§ Parts of the exercise
1. Using the Motu River kahawai page below, decide whether each statement agrees with it: (a) the writer reached the Motu River mouth about 30 minutes after low tide; (b) the Motu River mouth is about two hours' drive west of Ohope; (c) Sandy and Tim walked to the river mouth to fish. For each one, answer yes or no and quote the deciding words of the text exactly.
2. According to the Motu River kahawai page below, what kept the writer from venturing out across the Whakatane River bar?
3. Reproduce word for word the part of the Motu River kahawai page below that opens with the words containing "Information Page." and closes with "- the Motu River.".
** start of Source document **
Tackle and Tactics
Mike Ladle


Information Page.

Motu River kahawai.

While I was away my pal Alan, in New Zealand, sent me another piece about the fishing there. Even though I've never been there, as usual it transported me to the shore of the estuary and I could almost feel the fish grabbing the lure. I'm sure that his descriptions will have the same effect on other anglers so here it is - the Motu River.

Hi Mike,

I trust this note finds you and Lilian in good health and spirits after the mid-winter Antigua sojourn. We got back from our Ohope holiday on Sunday and I only just managed to clean the boat, car and fishing tackle before starting work today. Despite the hot sunny weather, the fishing on our holiday was fairly patchy and confined largely to the Ohiwa harbour and one session on the Motu River. The main problem was a persistent onshore wind which prevented us from venturing out across the Whakatane River bar to tangle with the big pelagics such as Yellowfin tuna, Albacore, Kingfish and Kahawai offshore. I will summarise the Ohiwa harbour fishing in another e-mail but cannot resist starting with a description of our trip to the famous Motu River mouth.


The weather for most of the first week away had been nearly perfect with cloudless skies and temperatures nudging 30 degrees C. The oppressive daytime heat was softened somewhat by persistent onshore breezes which reached their zenith around mid afternoon. This changed at the start of the second week and we had a couple of wet days before the balmy settled weather returned.

From what I had read before leaving to go on holiday, kahawai run up the Motu River to spawn early in the year when there is a hint of colour and extra volume following heavy rain. The recent rain was certain to have triggered a flurry of activity so we waited 2 days for the river to drop and clear slightly before venturing along the coast to try our luck. The Motu River mouth is about an hour's drive East of Ohope on a windy, well kept but little used highway. The drive itself was stunning. The breaking turquoise sea was never far from sight on our left across the low sandy dunes covered in sun parched Maram grass. Every now and again the road snaked through a copse of regenerating native bush to break the monotony. The sun beat down relentlessly and the cooling breeze from the car air conditioning unit offered a welcome respite.

We reached the Motu River mouth at around 3.30 pm which was about 30 minutes after low tide. After consulting the locals we decided to access the mouth from the true left bank which necessitated a 10 minute detour back along the road just negotiated. At the end of a freshly graded gravel side-road a rough makeshift track wended its way through blackberry across fist sized river stones towards the mouth. We eased the car onto this track and slowly followed it until it ended abruptly at a lagoon (false mouth). At this point Sandy and Tim decided that they would rather collect Blackberries than trudge the remaining distance in the hot sun to the river mouth so the fishing was left to Hamish and me.
** end of Source document **
** start of Record excerpts **
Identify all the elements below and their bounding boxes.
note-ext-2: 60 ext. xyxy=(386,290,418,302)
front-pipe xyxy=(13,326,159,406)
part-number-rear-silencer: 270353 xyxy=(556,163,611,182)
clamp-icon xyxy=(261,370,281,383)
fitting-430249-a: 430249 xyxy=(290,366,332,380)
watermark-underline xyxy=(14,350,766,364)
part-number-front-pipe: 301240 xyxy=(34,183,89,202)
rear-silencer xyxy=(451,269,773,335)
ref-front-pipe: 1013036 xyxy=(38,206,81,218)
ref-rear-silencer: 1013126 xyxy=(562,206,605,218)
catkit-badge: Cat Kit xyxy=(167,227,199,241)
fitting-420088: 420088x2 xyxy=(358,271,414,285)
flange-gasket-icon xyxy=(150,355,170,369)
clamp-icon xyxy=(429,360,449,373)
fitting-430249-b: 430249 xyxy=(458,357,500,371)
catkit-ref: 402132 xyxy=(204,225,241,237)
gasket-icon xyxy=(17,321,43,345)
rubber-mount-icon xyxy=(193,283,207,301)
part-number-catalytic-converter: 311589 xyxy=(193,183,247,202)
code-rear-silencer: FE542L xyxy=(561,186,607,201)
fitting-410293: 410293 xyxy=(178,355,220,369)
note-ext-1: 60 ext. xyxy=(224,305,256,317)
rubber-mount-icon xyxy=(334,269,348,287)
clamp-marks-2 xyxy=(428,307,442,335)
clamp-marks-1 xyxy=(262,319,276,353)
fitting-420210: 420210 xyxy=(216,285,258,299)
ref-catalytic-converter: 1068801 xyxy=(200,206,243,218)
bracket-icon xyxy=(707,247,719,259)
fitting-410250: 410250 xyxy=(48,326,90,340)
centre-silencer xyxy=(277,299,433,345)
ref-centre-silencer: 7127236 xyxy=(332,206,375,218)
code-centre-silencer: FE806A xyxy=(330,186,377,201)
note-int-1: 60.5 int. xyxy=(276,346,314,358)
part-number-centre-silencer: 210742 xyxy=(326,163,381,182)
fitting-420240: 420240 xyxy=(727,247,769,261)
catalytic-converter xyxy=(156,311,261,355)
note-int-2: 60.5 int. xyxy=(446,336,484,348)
** end of Record excerpts **
** start of Record excerpts **
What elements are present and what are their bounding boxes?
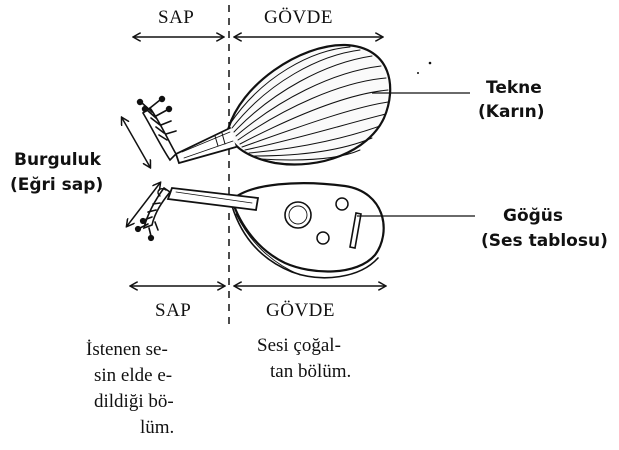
** end of Record excerpts **
§ The answers
1.
(a) Yes: "We reached the Motu River mouth at around 3.30 pm which was about 30 minutes after low tide."
(b) No: "The Motu River mouth is about an hour's drive East of Ohope on a windy, well kept but little used highway."
(c) No: "At this point Sandy and Tim decided that they would rather collect Blackberries than trudge the remaining distance in the hot sun to the river mouth so the fishing was left to Hamish and me."

2. A persistent onshore wind.

3.
Information Page.

Motu River kahawai.

While I was away my pal Alan, in New Zealand, sent me another piece about the fishing there. Even though I've never been there, as usual it transported me to the shore of the estuary and I could almost feel the fish grabbing the lure. I'm sure that his descriptions will have the same effect on other anglers so here it is - the Motu River.